* _Stated exercise_:
Your task is to copy each line that has the word "values".

(Entries with figure data)
:::
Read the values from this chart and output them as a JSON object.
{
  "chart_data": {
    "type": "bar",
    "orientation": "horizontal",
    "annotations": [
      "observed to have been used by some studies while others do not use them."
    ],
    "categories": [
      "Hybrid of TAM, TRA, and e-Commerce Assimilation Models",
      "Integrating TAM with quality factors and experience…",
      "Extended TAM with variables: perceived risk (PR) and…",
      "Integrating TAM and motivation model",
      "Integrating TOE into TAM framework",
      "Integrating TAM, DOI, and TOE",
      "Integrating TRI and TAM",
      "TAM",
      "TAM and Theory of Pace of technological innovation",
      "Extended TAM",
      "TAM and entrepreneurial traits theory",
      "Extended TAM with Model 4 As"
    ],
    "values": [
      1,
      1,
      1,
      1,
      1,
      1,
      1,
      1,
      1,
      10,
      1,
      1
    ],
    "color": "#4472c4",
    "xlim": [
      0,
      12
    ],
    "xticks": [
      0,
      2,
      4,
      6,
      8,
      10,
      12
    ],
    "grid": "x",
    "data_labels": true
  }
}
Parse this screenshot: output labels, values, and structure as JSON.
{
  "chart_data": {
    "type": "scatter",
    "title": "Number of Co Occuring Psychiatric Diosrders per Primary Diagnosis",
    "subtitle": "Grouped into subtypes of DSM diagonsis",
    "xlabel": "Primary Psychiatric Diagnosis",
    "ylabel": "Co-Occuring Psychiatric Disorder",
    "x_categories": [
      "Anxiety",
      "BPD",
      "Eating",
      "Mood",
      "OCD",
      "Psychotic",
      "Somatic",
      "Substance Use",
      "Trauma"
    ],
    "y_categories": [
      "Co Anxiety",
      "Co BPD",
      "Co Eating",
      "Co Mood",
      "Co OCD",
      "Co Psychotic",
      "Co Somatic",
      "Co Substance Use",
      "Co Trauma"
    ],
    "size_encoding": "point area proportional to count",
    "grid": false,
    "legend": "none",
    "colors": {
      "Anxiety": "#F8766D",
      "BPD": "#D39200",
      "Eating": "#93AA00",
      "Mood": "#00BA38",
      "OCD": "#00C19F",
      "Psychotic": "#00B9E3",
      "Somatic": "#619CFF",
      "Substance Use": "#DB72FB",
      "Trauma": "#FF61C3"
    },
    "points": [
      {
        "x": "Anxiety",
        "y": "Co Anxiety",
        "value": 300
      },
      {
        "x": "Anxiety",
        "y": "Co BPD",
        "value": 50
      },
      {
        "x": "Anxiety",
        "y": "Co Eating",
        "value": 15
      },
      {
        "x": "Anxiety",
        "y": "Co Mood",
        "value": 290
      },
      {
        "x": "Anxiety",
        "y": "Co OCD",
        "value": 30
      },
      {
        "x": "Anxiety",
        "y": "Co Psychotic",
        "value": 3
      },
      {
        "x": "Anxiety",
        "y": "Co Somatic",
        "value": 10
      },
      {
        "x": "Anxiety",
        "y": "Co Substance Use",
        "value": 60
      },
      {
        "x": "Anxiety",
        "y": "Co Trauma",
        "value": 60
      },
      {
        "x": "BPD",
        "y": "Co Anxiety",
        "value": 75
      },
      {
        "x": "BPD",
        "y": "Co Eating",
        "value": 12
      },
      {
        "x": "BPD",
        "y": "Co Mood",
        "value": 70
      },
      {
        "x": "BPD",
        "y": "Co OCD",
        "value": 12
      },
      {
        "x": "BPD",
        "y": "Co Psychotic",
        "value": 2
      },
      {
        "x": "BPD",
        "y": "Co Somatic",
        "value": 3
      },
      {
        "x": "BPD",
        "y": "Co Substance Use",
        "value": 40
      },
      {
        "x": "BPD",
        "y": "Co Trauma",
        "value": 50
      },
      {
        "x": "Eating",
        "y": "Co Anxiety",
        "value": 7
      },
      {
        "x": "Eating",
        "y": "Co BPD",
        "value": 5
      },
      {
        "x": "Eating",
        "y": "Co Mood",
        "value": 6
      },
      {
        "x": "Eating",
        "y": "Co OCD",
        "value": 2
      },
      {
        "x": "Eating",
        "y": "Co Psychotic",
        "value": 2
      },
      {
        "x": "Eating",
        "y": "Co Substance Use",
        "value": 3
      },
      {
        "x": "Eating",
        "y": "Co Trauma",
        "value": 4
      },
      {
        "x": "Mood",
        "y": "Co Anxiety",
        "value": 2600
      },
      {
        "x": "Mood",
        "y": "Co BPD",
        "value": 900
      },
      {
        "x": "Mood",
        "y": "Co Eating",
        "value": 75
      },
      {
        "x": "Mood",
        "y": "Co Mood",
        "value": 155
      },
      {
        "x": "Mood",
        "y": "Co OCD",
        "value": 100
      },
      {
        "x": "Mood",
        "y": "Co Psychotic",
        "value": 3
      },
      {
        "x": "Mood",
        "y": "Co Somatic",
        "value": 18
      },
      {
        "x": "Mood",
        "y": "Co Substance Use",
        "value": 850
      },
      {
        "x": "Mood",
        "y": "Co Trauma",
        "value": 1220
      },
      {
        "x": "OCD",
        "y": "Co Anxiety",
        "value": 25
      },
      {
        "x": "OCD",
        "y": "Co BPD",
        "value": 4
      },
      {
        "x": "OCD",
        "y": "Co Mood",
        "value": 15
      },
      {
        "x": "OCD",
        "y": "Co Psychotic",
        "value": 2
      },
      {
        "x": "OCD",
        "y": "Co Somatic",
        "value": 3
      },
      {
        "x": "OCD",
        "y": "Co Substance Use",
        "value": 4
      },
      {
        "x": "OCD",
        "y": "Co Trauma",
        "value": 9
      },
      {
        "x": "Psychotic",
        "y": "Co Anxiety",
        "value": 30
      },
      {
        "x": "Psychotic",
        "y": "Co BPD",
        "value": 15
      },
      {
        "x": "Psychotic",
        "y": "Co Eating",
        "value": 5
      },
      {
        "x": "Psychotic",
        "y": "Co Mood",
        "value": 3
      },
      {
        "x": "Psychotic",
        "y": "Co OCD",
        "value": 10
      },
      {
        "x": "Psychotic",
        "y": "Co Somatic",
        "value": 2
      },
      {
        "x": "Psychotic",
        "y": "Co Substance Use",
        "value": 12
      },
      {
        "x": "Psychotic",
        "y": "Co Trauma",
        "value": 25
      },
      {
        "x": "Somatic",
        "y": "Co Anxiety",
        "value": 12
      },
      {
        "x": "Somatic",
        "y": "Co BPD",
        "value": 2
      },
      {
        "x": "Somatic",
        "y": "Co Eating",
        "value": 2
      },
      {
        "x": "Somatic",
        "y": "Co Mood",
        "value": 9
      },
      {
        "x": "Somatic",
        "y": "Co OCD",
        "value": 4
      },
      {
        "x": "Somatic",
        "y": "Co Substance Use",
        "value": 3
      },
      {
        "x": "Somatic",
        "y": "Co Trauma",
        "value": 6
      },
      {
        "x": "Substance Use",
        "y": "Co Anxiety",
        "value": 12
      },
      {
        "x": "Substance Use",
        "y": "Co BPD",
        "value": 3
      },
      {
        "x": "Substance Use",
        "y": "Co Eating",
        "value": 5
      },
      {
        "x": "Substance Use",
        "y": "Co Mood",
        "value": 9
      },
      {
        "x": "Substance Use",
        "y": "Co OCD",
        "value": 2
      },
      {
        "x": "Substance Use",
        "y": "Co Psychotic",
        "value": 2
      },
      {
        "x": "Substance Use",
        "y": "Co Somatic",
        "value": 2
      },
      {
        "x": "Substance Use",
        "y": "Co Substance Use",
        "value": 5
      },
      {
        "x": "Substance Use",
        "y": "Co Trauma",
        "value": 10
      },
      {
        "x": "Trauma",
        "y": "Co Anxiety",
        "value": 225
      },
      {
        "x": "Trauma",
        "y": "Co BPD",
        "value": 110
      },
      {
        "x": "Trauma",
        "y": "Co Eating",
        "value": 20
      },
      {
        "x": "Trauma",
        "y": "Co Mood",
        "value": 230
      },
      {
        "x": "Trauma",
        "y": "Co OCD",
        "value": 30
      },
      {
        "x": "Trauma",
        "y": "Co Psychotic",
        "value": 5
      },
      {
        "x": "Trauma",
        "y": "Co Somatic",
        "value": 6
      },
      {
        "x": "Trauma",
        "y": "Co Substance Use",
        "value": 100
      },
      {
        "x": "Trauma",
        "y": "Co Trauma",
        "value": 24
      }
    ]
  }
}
:::
* _Complete output_:
Read the values from this chart and output them as a JSON object.
    "values": [
Parse this screenshot: output labels, values, and structure as JSON.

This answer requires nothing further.